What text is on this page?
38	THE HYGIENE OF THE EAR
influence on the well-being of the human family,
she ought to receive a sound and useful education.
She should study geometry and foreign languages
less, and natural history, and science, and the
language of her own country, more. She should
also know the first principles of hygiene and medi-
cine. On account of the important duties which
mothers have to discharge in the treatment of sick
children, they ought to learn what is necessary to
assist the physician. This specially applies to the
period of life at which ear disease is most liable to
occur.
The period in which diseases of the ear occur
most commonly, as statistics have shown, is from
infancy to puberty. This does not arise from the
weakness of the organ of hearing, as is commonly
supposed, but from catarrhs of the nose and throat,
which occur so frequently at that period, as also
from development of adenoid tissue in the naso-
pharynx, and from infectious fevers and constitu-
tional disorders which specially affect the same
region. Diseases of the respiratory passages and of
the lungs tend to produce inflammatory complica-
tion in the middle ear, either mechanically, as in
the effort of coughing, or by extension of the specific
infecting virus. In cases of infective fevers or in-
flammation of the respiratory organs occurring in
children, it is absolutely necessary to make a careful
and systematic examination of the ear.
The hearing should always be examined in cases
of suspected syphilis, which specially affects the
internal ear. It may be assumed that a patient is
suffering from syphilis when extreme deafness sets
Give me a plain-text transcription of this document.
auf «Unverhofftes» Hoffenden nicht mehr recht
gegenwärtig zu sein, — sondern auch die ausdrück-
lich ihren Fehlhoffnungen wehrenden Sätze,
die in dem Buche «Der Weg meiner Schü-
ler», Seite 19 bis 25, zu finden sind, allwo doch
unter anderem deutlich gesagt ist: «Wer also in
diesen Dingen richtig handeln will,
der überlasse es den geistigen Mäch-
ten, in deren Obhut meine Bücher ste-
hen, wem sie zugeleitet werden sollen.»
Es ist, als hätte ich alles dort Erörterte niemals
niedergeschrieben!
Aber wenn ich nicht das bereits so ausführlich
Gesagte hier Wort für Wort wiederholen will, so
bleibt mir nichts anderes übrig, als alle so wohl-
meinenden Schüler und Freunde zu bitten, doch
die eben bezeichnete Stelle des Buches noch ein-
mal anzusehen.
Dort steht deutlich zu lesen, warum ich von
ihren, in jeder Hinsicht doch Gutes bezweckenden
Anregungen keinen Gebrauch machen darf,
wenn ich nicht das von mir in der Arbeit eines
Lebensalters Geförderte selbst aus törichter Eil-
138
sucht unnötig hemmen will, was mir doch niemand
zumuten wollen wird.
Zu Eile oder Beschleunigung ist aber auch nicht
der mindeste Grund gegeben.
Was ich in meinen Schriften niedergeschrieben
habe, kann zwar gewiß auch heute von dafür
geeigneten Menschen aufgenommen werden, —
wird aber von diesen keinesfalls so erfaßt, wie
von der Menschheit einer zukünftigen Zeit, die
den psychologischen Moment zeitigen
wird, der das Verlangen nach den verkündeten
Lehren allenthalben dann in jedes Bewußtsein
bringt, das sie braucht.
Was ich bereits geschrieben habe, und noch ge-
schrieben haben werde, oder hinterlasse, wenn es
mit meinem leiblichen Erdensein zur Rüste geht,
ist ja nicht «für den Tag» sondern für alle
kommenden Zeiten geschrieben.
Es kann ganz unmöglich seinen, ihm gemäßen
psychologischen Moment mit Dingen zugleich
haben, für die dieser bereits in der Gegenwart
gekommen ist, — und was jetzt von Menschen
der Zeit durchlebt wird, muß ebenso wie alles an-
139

— Problem to solve —
Transcribe all the material exactly.

— Response —
What text is on this page?
38	THE HYGIENE OF THE EAR
influence on the well-being of the human family,
she ought to receive a sound and useful education.
She should study geometry and foreign languages
less, and natural history, and science, and the
language of her own country, more. She should
also know the first principles of hygiene and medi-
cine. On account of the important duties which
mothers have to discharge in the treatment of sick
children, they ought to learn what is necessary to
assist the physician. This specially applies to the
period of life at which ear disease is most liable to
occur.
The period in which diseases of the ear occur
most commonly, as statistics have shown, is from
infancy to puberty. This does not arise from the
weakness of the organ of hearing, as is commonly
supposed, but from catarrhs of the nose and throat,
which occur so frequently at that period, as also
from development of adenoid tissue in the naso-
pharynx, and from infectious fevers and constitu-
tional disorders which specially affect the same
region. Diseases of the respiratory passages and of
the lungs tend to produce inflammatory complica-
tion in the middle ear, either mechanically, as in
the effort of coughing, or by extension of the specific
infecting virus. In cases of infective fevers or in-
flammation of the respiratory organs occurring in
children, it is absolutely necessary to make a careful
and systematic examination of the ear.
The hearing should always be examined in cases
of suspected syphilis, which specially affects the
internal ear. It may be assumed that a patient is
suffering from syphilis when extreme deafness sets
Give me a plain-text transcription of this document.
auf «Unverhofftes» Hoffenden nicht mehr recht
gegenwärtig zu sein, — sondern auch die ausdrück-
lich ihren Fehlhoffnungen wehrenden Sätze,
die in dem Buche «Der Weg meiner Schü-
ler», Seite 19 bis 25, zu finden sind, allwo doch
unter anderem deutlich gesagt ist: «Wer also in
diesen Dingen richtig handeln will,
der überlasse es den geistigen Mäch-
ten, in deren Obhut meine Bücher ste-
hen, wem sie zugeleitet werden sollen.»
Es ist, als hätte ich alles dort Erörterte niemals
niedergeschrieben!
Aber wenn ich nicht das bereits so ausführlich
Gesagte hier Wort für Wort wiederholen will, so
bleibt mir nichts anderes übrig, als alle so wohl-
meinenden Schüler und Freunde zu bitten, doch
die eben bezeichnete Stelle des Buches noch ein-
mal anzusehen.
Dort steht deutlich zu lesen, warum ich von
ihren, in jeder Hinsicht doch Gutes bezweckenden
Anregungen keinen Gebrauch machen darf,
wenn ich nicht das von mir in der Arbeit eines
Lebensalters Geförderte selbst aus törichter Eil-
138
sucht unnötig hemmen will, was mir doch niemand
zumuten wollen wird.
Zu Eile oder Beschleunigung ist aber auch nicht
der mindeste Grund gegeben.
Was ich in meinen Schriften niedergeschrieben
habe, kann zwar gewiß auch heute von dafür
geeigneten Menschen aufgenommen werden, —
wird aber von diesen keinesfalls so erfaßt, wie
von der Menschheit einer zukünftigen Zeit, die
den psychologischen Moment zeitigen
wird, der das Verlangen nach den verkündeten
Lehren allenthalben dann in jedes Bewußtsein
bringt, das sie braucht.
Was ich bereits geschrieben habe, und noch ge-
schrieben haben werde, oder hinterlasse, wenn es
mit meinem leiblichen Erdensein zur Rüste geht,
ist ja nicht «für den Tag» sondern für alle
kommenden Zeiten geschrieben.
Es kann ganz unmöglich seinen, ihm gemäßen
psychologischen Moment mit Dingen zugleich
haben, für die dieser bereits in der Gegenwart
gekommen ist, — und was jetzt von Menschen
der Zeit durchlebt wird, muß ebenso wie alles an-
139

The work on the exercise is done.